▶ [JOB]: Return every line below in which "letter" appears.

(Dataset entries)
□ □ □ □ □

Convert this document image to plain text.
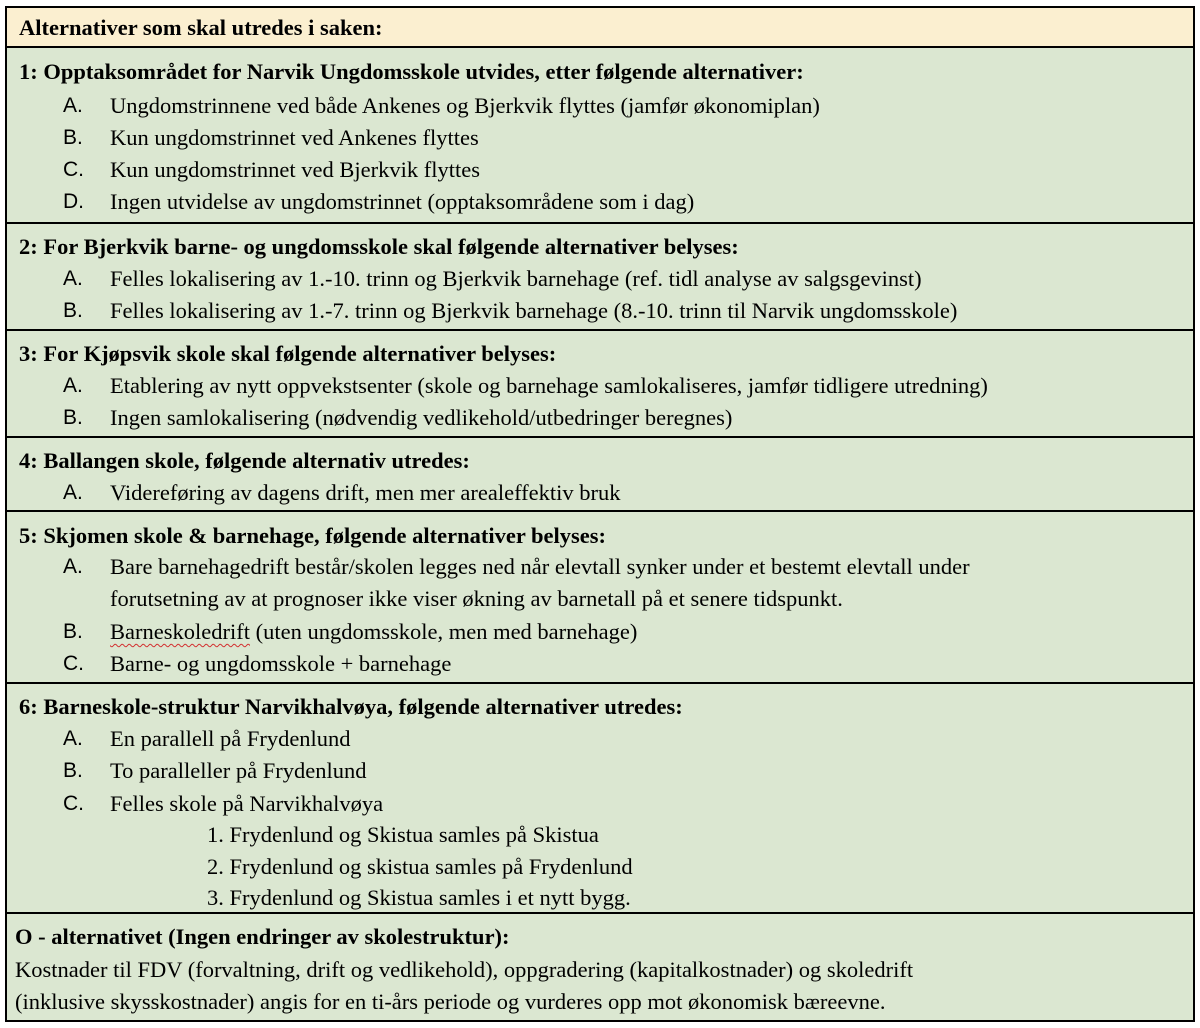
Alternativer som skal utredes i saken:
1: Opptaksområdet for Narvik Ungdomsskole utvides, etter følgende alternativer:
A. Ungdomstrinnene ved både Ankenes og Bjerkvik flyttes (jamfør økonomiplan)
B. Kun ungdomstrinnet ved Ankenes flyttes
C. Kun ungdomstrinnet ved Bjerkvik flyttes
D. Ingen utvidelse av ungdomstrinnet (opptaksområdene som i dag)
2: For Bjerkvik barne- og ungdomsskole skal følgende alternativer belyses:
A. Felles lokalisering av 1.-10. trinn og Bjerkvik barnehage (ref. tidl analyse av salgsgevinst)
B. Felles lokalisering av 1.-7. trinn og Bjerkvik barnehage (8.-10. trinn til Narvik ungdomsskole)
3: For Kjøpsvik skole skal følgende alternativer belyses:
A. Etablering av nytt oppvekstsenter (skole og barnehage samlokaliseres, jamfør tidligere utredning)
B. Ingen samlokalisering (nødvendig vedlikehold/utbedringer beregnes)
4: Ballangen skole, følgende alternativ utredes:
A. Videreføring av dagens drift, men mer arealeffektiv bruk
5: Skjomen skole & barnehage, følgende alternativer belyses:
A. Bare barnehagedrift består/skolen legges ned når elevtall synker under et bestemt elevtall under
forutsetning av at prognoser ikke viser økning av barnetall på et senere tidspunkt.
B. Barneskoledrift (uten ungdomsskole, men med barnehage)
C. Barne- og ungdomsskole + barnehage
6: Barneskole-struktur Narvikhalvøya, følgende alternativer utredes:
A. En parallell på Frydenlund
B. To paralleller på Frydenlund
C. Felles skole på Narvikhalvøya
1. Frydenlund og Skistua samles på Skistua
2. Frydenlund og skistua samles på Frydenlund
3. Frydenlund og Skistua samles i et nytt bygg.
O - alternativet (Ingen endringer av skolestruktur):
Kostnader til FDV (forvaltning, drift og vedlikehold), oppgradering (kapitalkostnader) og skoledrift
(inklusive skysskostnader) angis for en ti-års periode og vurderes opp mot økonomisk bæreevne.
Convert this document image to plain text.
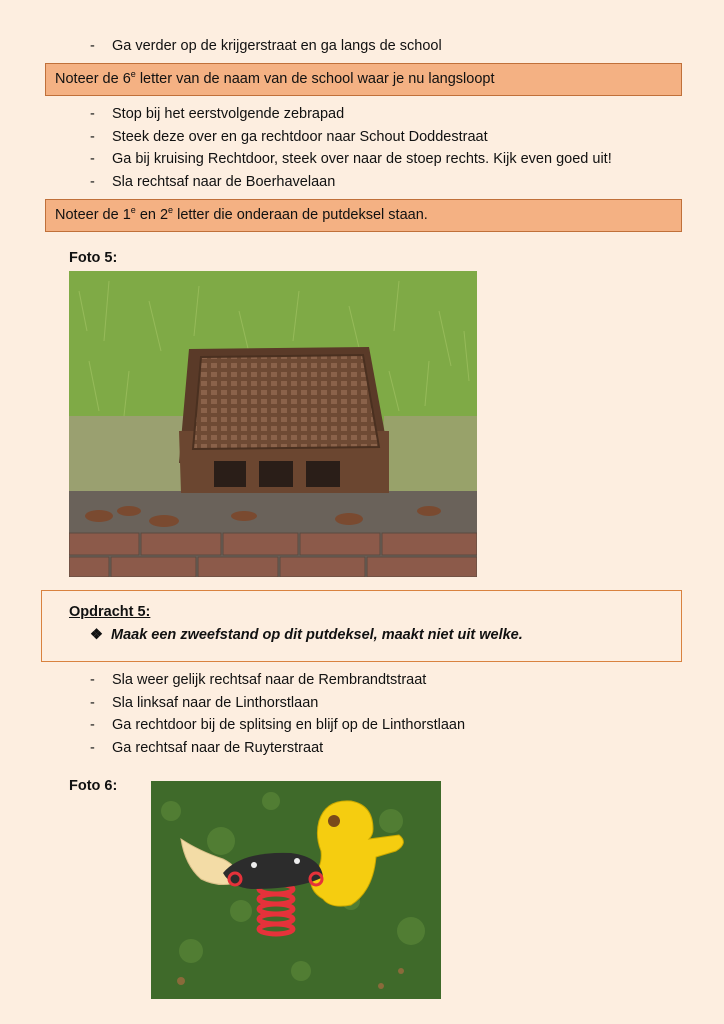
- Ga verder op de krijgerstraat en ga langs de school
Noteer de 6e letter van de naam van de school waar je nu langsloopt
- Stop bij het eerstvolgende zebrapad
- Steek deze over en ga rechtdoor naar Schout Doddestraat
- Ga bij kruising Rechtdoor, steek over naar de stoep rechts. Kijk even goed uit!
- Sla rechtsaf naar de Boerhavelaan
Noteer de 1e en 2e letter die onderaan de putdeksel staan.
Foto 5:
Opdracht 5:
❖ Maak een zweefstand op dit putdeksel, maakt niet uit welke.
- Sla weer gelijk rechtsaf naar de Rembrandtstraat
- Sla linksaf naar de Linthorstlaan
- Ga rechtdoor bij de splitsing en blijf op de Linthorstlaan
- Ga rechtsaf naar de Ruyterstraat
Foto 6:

□ □ □ □ □

▶ [EXERCISE RESULT]:
Noteer de 6e letter van de naam van de school waar je nu langsloopt
Noteer de 1e en 2e letter die onderaan de putdeksel staan.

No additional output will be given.